• TASK DIRECTIONS
Count every line below in which "JSON" occurs, then give only the count.

(Recorded data)
>> start
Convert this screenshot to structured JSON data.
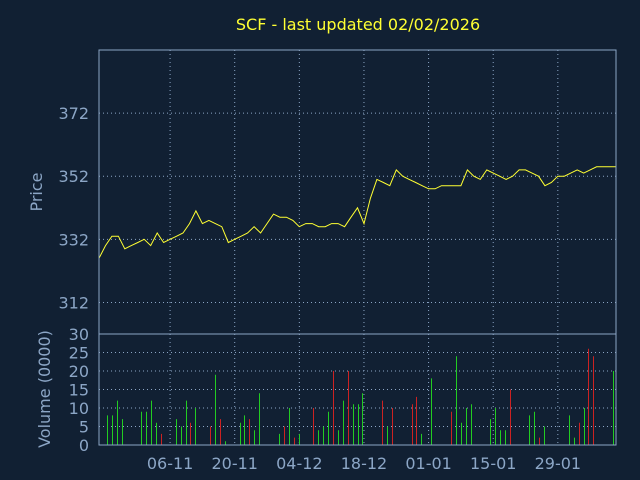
{
  "colors": {
    "background": "#112033",
    "frame": "#8CA6C6",
    "grid": "#8CA6C6",
    "text": "#8CA6C6",
    "title": "#FFFF33",
    "price_line": "#FFFF33",
    "volume_up": "#22CC22",
    "volume_down": "#CC2222"
  },
  "chart_data": [
    {
      "type": "line",
      "title": "SCF - last updated 02/02/2026",
      "xlabel": "",
      "ylabel": "Price",
      "ylim": [
        302,
        392
      ],
      "yticks": [
        312,
        332,
        352,
        372
      ],
      "grid": true,
      "x_ticks": [
        {
          "label": "06-11",
          "index": 11
        },
        {
          "label": "20-11",
          "index": 21
        },
        {
          "label": "04-12",
          "index": 31
        },
        {
          "label": "18-12",
          "index": 41
        },
        {
          "label": "01-01",
          "index": 51
        },
        {
          "label": "15-01",
          "index": 61
        },
        {
          "label": "29-01",
          "index": 71
        }
      ],
      "series": [
        {
          "values": [
            326,
            330,
            333,
            333,
            329,
            330,
            331,
            332,
            330,
            334,
            331,
            332,
            333,
            334,
            337,
            341,
            337,
            338,
            337,
            336,
            331,
            332,
            333,
            334,
            336,
            334,
            337,
            340,
            339,
            339,
            338,
            336,
            337,
            337,
            336,
            336,
            337,
            337,
            336,
            339,
            342,
            337,
            345,
            351,
            350,
            349,
            354,
            352,
            351,
            350,
            349,
            348,
            348,
            349,
            349,
            349,
            349,
            354,
            352,
            351,
            354,
            353,
            352,
            351,
            352,
            354,
            354,
            353,
            352,
            349,
            350,
            352,
            352,
            353,
            354,
            353,
            354,
            355,
            355,
            355,
            355
          ]
        }
      ]
    },
    {
      "type": "bar",
      "xlabel": "",
      "ylabel": "Volume (0000)",
      "ylim": [
        0,
        30
      ],
      "yticks": [
        0,
        5,
        10,
        15,
        20,
        25
      ],
      "ytop_label": "30",
      "grid": true,
      "series": [
        {
          "name": "volume",
          "values": [
            0,
            8,
            8,
            12,
            7,
            0,
            0,
            0,
            9,
            9,
            12,
            6,
            3,
            0,
            0,
            7,
            5,
            12,
            6,
            10,
            0,
            0,
            5,
            19,
            7,
            1,
            0,
            0,
            6,
            8,
            7,
            4,
            14,
            0,
            0,
            0,
            3,
            5,
            10,
            2,
            3,
            0,
            0,
            10,
            4,
            5,
            9,
            20,
            4,
            12,
            20,
            11,
            11,
            14,
            0,
            0,
            0,
            12,
            5,
            10,
            0,
            0,
            0,
            11,
            13,
            3,
            0,
            18,
            0,
            0,
            0,
            9,
            24,
            6,
            10,
            11,
            0,
            0,
            0,
            7,
            10,
            4,
            4,
            15,
            0,
            0,
            0,
            8,
            9,
            2,
            5,
            0,
            0,
            0,
            0,
            8,
            2,
            6,
            10,
            26,
            24,
            0,
            0,
            0,
            20
          ],
          "direction": [
            "u",
            "u",
            "u",
            "u",
            "u",
            "u",
            "u",
            "u",
            "u",
            "u",
            "u",
            "u",
            "d",
            "u",
            "u",
            "u",
            "u",
            "u",
            "d",
            "u",
            "u",
            "u",
            "d",
            "u",
            "d",
            "u",
            "u",
            "u",
            "u",
            "u",
            "d",
            "u",
            "u",
            "u",
            "u",
            "u",
            "u",
            "d",
            "u",
            "d",
            "u",
            "u",
            "u",
            "d",
            "u",
            "u",
            "u",
            "d",
            "u",
            "u",
            "d",
            "u",
            "u",
            "u",
            "u",
            "u",
            "u",
            "d",
            "u",
            "d",
            "u",
            "u",
            "u",
            "d",
            "d",
            "u",
            "u",
            "u",
            "u",
            "u",
            "u",
            "d",
            "u",
            "u",
            "u",
            "u",
            "u",
            "u",
            "u",
            "u",
            "u",
            "u",
            "u",
            "d",
            "u",
            "u",
            "u",
            "u",
            "u",
            "d",
            "u",
            "u",
            "u",
            "u",
            "u",
            "u",
            "u",
            "d",
            "u",
            "d",
            "d",
            "u",
            "u",
            "u",
            "u"
          ]
        }
      ]
    }
  ]
}
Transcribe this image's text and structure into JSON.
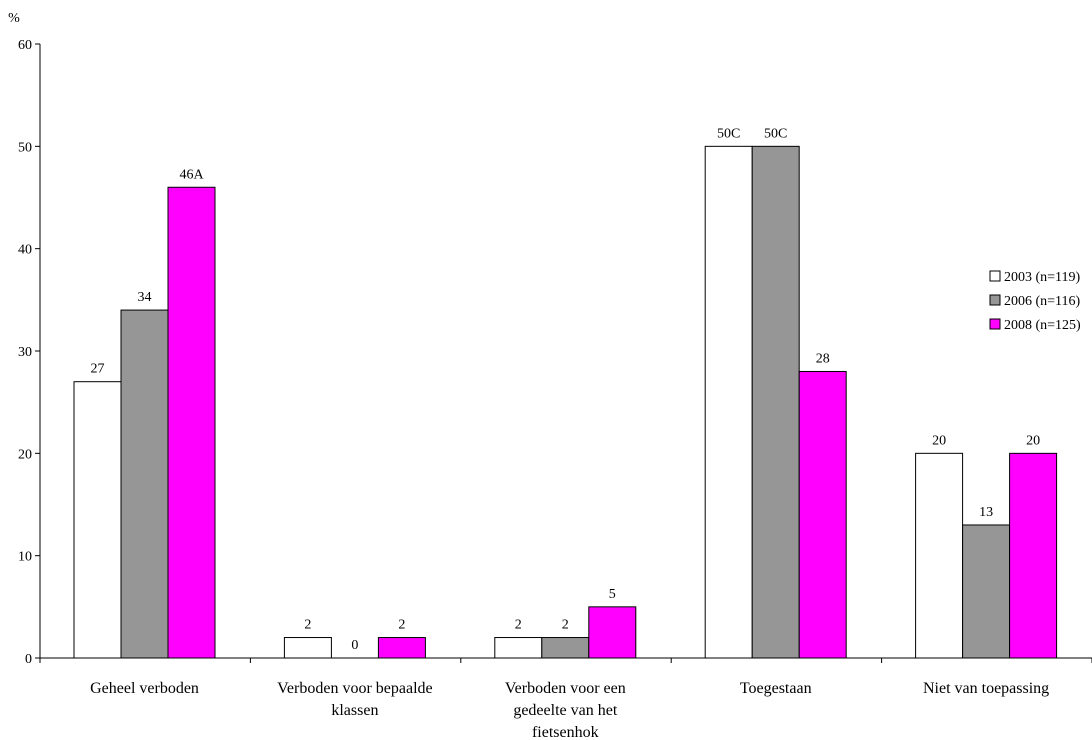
{
  "chart_data": {
    "type": "bar",
    "ylabel": "%",
    "ylim": [
      0,
      60
    ],
    "yticks": [
      0,
      10,
      20,
      30,
      40,
      50,
      60
    ],
    "grid": false,
    "legend_position": "right",
    "categories": [
      [
        "Geheel verboden"
      ],
      [
        "Verboden voor bepaalde",
        "klassen"
      ],
      [
        "Verboden voor een",
        "gedeelte van het",
        "fietsenhok"
      ],
      [
        "Toegestaan"
      ],
      [
        "Niet van toepassing"
      ]
    ],
    "series": [
      {
        "name": "2003 (n=119)",
        "color": "#ffffff",
        "values": [
          27,
          2,
          2,
          50,
          20
        ],
        "labels": [
          "27",
          "2",
          "2",
          "50C",
          "20"
        ]
      },
      {
        "name": "2006 (n=116)",
        "color": "#969696",
        "values": [
          34,
          0,
          2,
          50,
          13
        ],
        "labels": [
          "34",
          "0",
          "2",
          "50C",
          "13"
        ]
      },
      {
        "name": "2008 (n=125)",
        "color": "#ff00ff",
        "values": [
          46,
          2,
          5,
          28,
          20
        ],
        "labels": [
          "46A",
          "2",
          "5",
          "28",
          "20"
        ]
      }
    ]
  }
}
>> end
• RESPONSE
2